[Extracted records]
>> START

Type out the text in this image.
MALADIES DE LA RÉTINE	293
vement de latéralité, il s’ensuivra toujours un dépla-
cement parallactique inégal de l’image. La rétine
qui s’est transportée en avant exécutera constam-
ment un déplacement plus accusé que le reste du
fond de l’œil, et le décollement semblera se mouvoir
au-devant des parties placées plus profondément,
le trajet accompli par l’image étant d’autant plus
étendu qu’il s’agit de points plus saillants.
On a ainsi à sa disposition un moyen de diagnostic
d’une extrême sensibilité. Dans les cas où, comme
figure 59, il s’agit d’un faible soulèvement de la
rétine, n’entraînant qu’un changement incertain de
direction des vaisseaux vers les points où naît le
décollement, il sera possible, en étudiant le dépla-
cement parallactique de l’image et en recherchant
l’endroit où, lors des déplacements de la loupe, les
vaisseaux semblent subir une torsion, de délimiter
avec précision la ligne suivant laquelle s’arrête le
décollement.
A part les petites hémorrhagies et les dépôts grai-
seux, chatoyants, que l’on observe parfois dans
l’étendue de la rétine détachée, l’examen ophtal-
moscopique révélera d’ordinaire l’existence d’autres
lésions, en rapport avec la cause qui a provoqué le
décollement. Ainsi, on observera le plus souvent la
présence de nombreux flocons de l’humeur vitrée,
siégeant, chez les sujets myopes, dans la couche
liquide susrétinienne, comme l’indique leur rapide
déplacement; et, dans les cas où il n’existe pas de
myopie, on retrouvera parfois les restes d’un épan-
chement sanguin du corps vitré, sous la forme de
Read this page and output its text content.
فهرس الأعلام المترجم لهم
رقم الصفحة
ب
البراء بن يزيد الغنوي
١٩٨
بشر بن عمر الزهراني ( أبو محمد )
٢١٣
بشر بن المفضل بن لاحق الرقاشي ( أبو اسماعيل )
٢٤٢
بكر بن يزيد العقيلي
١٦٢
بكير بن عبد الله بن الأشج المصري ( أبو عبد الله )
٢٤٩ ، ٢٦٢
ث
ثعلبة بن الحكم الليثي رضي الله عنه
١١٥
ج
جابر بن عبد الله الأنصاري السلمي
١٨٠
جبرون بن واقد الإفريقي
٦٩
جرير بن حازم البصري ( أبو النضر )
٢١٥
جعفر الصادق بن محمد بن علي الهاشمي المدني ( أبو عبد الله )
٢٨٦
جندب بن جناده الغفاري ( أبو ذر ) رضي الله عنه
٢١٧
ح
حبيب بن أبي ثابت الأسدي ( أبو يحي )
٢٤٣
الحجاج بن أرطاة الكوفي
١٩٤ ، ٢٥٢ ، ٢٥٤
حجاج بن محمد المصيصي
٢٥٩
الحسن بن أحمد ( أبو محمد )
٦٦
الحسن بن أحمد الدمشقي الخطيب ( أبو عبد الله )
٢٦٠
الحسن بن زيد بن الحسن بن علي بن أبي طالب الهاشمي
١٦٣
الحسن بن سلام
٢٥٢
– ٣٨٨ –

>> END

Your objective:
Scan the listing above and identify each line holding the string "image"; copy every such line.

Response to the exercise:
Type out the text in this image.
cement parallactique inégal de l’image. La rétine
le trajet accompli par l’image étant d’autant plus
cement parallactique de l’image et en recherchant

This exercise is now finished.